[Items from a figure collection]
>> BEGIN

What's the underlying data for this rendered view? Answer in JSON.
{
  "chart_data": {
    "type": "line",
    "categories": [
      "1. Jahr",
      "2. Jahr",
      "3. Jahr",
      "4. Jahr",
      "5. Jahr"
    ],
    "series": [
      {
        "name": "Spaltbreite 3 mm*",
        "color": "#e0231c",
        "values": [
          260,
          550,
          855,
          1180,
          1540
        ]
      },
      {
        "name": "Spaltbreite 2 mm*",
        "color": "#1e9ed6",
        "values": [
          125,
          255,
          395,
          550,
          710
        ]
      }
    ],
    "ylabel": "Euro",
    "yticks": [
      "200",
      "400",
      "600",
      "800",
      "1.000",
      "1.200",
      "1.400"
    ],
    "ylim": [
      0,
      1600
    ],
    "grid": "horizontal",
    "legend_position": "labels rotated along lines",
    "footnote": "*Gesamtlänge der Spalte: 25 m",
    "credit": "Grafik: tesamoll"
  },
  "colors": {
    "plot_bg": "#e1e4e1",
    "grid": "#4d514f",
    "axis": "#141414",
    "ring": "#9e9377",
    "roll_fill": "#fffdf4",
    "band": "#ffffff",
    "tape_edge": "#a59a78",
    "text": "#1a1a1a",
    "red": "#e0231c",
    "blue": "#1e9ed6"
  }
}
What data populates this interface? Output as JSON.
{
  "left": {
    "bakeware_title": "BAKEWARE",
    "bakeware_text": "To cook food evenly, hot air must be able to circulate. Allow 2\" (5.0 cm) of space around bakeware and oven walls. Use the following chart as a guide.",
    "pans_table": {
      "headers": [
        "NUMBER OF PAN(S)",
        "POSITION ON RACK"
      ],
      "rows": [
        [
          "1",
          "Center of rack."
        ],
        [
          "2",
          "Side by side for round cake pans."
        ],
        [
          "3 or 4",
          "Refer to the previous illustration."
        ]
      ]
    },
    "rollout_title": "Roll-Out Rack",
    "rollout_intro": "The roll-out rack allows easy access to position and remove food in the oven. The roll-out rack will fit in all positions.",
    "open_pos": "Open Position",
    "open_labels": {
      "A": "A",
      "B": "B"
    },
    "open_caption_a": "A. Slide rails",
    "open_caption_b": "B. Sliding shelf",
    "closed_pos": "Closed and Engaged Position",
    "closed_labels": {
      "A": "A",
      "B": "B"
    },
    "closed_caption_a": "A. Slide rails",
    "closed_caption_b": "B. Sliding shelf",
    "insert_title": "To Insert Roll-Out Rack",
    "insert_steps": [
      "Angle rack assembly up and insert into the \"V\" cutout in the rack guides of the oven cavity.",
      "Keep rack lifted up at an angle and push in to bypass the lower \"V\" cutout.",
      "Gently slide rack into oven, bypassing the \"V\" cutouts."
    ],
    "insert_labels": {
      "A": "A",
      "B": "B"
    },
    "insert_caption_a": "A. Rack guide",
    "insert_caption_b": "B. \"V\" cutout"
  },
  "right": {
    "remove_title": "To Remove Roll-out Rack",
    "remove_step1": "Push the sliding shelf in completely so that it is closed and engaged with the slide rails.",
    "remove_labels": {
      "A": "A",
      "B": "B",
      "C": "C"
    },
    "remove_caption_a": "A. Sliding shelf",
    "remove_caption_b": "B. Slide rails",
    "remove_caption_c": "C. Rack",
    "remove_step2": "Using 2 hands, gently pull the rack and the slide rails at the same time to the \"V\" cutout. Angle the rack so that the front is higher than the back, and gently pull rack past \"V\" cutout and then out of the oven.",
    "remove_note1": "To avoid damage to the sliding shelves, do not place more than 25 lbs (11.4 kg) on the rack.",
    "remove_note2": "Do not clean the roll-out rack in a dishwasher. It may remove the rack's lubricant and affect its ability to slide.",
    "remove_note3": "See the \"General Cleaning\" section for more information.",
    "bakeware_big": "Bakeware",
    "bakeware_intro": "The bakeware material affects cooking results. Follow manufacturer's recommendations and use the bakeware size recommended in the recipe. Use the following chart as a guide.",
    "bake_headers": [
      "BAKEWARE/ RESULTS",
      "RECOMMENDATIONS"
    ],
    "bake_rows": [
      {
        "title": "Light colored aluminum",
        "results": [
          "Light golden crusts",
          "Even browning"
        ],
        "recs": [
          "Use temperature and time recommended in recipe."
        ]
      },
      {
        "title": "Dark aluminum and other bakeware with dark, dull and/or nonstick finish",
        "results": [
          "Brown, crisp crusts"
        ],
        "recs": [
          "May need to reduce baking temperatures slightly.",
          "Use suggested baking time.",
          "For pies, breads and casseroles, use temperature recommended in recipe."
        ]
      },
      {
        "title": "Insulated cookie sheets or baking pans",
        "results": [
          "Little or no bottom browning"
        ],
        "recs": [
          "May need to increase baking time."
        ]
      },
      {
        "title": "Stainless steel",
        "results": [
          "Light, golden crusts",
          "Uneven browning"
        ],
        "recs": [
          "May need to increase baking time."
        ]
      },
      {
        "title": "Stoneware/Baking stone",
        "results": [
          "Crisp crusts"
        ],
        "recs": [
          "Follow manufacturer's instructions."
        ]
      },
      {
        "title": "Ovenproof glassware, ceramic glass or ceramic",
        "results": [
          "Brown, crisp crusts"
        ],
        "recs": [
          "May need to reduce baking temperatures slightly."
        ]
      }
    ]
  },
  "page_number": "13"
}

>> END

> **Directive**
From the listing above, reproduce all the lines exactly.

> **Full response**
What's the underlying data for this rendered view? Answer in JSON.
{
  "chart_data": {
    "type": "line",
    "categories": [
      "1. Jahr",
      "2. Jahr",
      "3. Jahr",
      "4. Jahr",
      "5. Jahr"
    ],
    "series": [
      {
        "name": "Spaltbreite 3 mm*",
        "color": "#e0231c",
        "values": [
          260,
          550,
          855,
          1180,
          1540
        ]
      },
      {
        "name": "Spaltbreite 2 mm*",
        "color": "#1e9ed6",
        "values": [
          125,
          255,
          395,
          550,
          710
        ]
      }
    ],
    "ylabel": "Euro",
    "yticks": [
      "200",
      "400",
      "600",
      "800",
      "1.000",
      "1.200",
      "1.400"
    ],
    "ylim": [
      0,
      1600
    ],
    "grid": "horizontal",
    "legend_position": "labels rotated along lines",
    "footnote": "*Gesamtlänge der Spalte: 25 m",
    "credit": "Grafik: tesamoll"
  },
  "colors": {
    "plot_bg": "#e1e4e1",
    "grid": "#4d514f",
    "axis": "#141414",
    "ring": "#9e9377",
    "roll_fill": "#fffdf4",
    "band": "#ffffff",
    "tape_edge": "#a59a78",
    "text": "#1a1a1a",
    "red": "#e0231c",
    "blue": "#1e9ed6"
  }
}
What data populates this interface? Output as JSON.
{
  "left": {
    "bakeware_title": "BAKEWARE",
    "bakeware_text": "To cook food evenly, hot air must be able to circulate. Allow 2\" (5.0 cm) of space around bakeware and oven walls. Use the following chart as a guide.",
    "pans_table": {
      "headers": [
        "NUMBER OF PAN(S)",
        "POSITION ON RACK"
      ],
      "rows": [
        [
          "1",
          "Center of rack."
        ],
        [
          "2",
          "Side by side for round cake pans."
        ],
        [
          "3 or 4",
          "Refer to the previous illustration."
        ]
      ]
    },
    "rollout_title": "Roll-Out Rack",
    "rollout_intro": "The roll-out rack allows easy access to position and remove food in the oven. The roll-out rack will fit in all positions.",
    "open_pos": "Open Position",
    "open_labels": {
      "A": "A",
      "B": "B"
    },
    "open_caption_a": "A. Slide rails",
    "open_caption_b": "B. Sliding shelf",
    "closed_pos": "Closed and Engaged Position",
    "closed_labels": {
      "A": "A",
      "B": "B"
    },
    "closed_caption_a": "A. Slide rails",
    "closed_caption_b": "B. Sliding shelf",
    "insert_title": "To Insert Roll-Out Rack",
    "insert_steps": [
      "Angle rack assembly up and insert into the \"V\" cutout in the rack guides of the oven cavity.",
      "Keep rack lifted up at an angle and push in to bypass the lower \"V\" cutout.",
      "Gently slide rack into oven, bypassing the \"V\" cutouts."
    ],
    "insert_labels": {
      "A": "A",
      "B": "B"
    },
    "insert_caption_a": "A. Rack guide",
    "insert_caption_b": "B. \"V\" cutout"
  },
  "right": {
    "remove_title": "To Remove Roll-out Rack",
    "remove_step1": "Push the sliding shelf in completely so that it is closed and engaged with the slide rails.",
    "remove_labels": {
      "A": "A",
      "B": "B",
      "C": "C"
    },
    "remove_caption_a": "A. Sliding shelf",
    "remove_caption_b": "B. Slide rails",
    "remove_caption_c": "C. Rack",
    "remove_step2": "Using 2 hands, gently pull the rack and the slide rails at the same time to the \"V\" cutout. Angle the rack so that the front is higher than the back, and gently pull rack past \"V\" cutout and then out of the oven.",
    "remove_note1": "To avoid damage to the sliding shelves, do not place more than 25 lbs (11.4 kg) on the rack.",
    "remove_note2": "Do not clean the roll-out rack in a dishwasher. It may remove the rack's lubricant and affect its ability to slide.",
    "remove_note3": "See the \"General Cleaning\" section for more information.",
    "bakeware_big": "Bakeware",
    "bakeware_intro": "The bakeware material affects cooking results. Follow manufacturer's recommendations and use the bakeware size recommended in the recipe. Use the following chart as a guide.",
    "bake_headers": [
      "BAKEWARE/ RESULTS",
      "RECOMMENDATIONS"
    ],
    "bake_rows": [
      {
        "title": "Light colored aluminum",
        "results": [
          "Light golden crusts",
          "Even browning"
        ],
        "recs": [
          "Use temperature and time recommended in recipe."
        ]
      },
      {
        "title": "Dark aluminum and other bakeware with dark, dull and/or nonstick finish",
        "results": [
          "Brown, crisp crusts"
        ],
        "recs": [
          "May need to reduce baking temperatures slightly.",
          "Use suggested baking time.",
          "For pies, breads and casseroles, use temperature recommended in recipe."
        ]
      },
      {
        "title": "Insulated cookie sheets or baking pans",
        "results": [
          "Little or no bottom browning"
        ],
        "recs": [
          "May need to increase baking time."
        ]
      },
      {
        "title": "Stainless steel",
        "results": [
          "Light, golden crusts",
          "Uneven browning"
        ],
        "recs": [
          "May need to increase baking time."
        ]
      },
      {
        "title": "Stoneware/Baking stone",
        "results": [
          "Crisp crusts"
        ],
        "recs": [
          "Follow manufacturer's instructions."
        ]
      },
      {
        "title": "Ovenproof glassware, ceramic glass or ceramic",
        "results": [
          "Brown, crisp crusts"
        ],
        "recs": [
          "May need to reduce baking temperatures slightly."
        ]
      }
    ]
  },
  "page_number": "13"
}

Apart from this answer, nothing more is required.